- Task to complete
In the passage below, why does G(xσ(y)) = G(yσ(x)) hold for all x, y in S? Answer in one to three sentences.

The right hand side of (3.8) is invariant under the interchange of x and y. That is

$$\begin{aligned} G(x\sigma (y))=G(y\sigma (x))\quad \text {for all}\quad x,y\in S. \end{aligned}$$

(3.9)

(2) Replacing y by \(\sigma (y)\) in (3.9), we get \(G(xy)=G^*(yx)\) for all \(x,y\in S\), and then we deduce that

$$\begin{aligned} G(xyz)=G^*(zxy)=G(yzx)=G^*(xyz)\quad \text {for all}\quad x,y,z\in S. \end{aligned}$$

(3) By applying the identity (3.8) to the pair \((x,\sigma (yz))\) we obtain

$$\begin{aligned} G(xyz)=g(x)g^*(yz)-f(x)f^*(yz)\quad \text {for all}\quad x,y,z\in S. \end{aligned}$$

(3.10)

- Given data
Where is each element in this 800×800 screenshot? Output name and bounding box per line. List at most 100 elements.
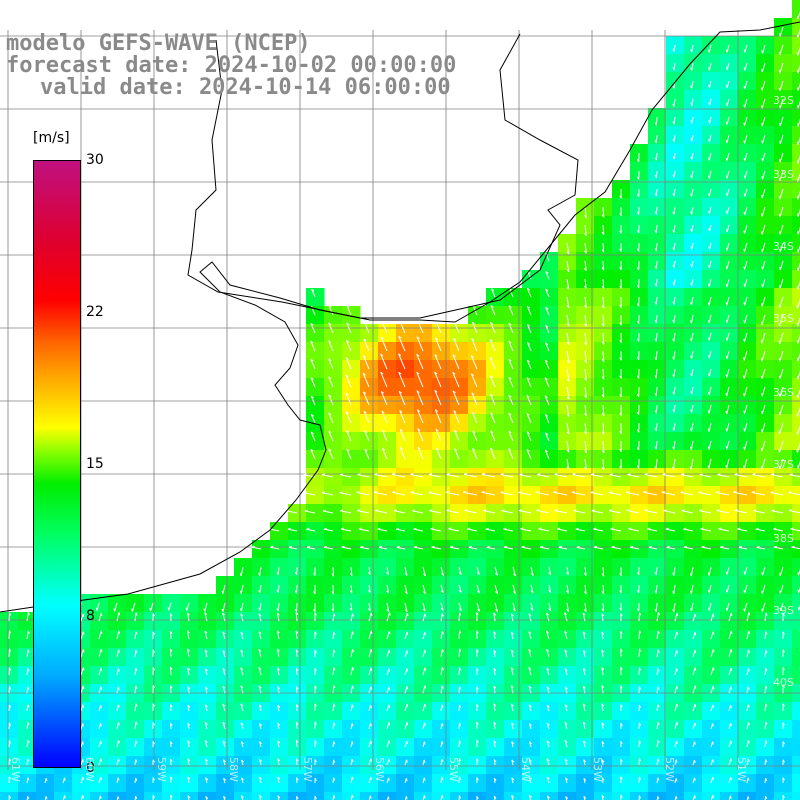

- Response for this exercise
It holds because the right-hand side of (3.8) is invariant under the interchange of x and y.